- [Data for the task]
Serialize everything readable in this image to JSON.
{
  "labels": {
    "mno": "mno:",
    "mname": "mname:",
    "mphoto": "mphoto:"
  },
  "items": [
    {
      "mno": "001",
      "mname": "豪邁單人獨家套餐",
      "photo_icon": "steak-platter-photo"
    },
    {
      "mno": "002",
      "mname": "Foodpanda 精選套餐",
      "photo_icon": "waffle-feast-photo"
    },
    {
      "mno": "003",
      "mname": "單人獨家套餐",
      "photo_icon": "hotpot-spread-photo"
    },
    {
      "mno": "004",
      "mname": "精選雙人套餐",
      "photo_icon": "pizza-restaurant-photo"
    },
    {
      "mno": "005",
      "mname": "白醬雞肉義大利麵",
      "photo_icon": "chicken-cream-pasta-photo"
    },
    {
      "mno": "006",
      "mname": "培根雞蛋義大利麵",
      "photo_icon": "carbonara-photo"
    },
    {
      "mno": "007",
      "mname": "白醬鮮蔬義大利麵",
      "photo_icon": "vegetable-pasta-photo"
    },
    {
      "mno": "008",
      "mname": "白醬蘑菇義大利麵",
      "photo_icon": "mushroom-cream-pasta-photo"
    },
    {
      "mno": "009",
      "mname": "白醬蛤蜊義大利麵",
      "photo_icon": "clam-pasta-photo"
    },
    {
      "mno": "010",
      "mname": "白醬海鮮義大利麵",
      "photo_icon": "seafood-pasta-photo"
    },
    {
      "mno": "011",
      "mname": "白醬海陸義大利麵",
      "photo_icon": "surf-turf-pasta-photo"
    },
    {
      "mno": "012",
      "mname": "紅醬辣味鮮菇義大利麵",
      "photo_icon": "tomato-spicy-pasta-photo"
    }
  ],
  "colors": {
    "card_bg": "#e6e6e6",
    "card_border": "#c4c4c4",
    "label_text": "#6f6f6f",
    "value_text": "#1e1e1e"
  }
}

- [Given exercise]
Repeat the material above in full, exactly as it stands.

- [Right answer]
Serialize everything readable in this image to JSON.
{
  "labels": {
    "mno": "mno:",
    "mname": "mname:",
    "mphoto": "mphoto:"
  },
  "items": [
    {
      "mno": "001",
      "mname": "豪邁單人獨家套餐",
      "photo_icon": "steak-platter-photo"
    },
    {
      "mno": "002",
      "mname": "Foodpanda 精選套餐",
      "photo_icon": "waffle-feast-photo"
    },
    {
      "mno": "003",
      "mname": "單人獨家套餐",
      "photo_icon": "hotpot-spread-photo"
    },
    {
      "mno": "004",
      "mname": "精選雙人套餐",
      "photo_icon": "pizza-restaurant-photo"
    },
    {
      "mno": "005",
      "mname": "白醬雞肉義大利麵",
      "photo_icon": "chicken-cream-pasta-photo"
    },
    {
      "mno": "006",
      "mname": "培根雞蛋義大利麵",
      "photo_icon": "carbonara-photo"
    },
    {
      "mno": "007",
      "mname": "白醬鮮蔬義大利麵",
      "photo_icon": "vegetable-pasta-photo"
    },
    {
      "mno": "008",
      "mname": "白醬蘑菇義大利麵",
      "photo_icon": "mushroom-cream-pasta-photo"
    },
    {
      "mno": "009",
      "mname": "白醬蛤蜊義大利麵",
      "photo_icon": "clam-pasta-photo"
    },
    {
      "mno": "010",
      "mname": "白醬海鮮義大利麵",
      "photo_icon": "seafood-pasta-photo"
    },
    {
      "mno": "011",
      "mname": "白醬海陸義大利麵",
      "photo_icon": "surf-turf-pasta-photo"
    },
    {
      "mno": "012",
      "mname": "紅醬辣味鮮菇義大利麵",
      "photo_icon": "tomato-spicy-pasta-photo"
    }
  ],
  "colors": {
    "card_bg": "#e6e6e6",
    "card_border": "#c4c4c4",
    "label_text": "#6f6f6f",
    "value_text": "#1e1e1e"
  }
}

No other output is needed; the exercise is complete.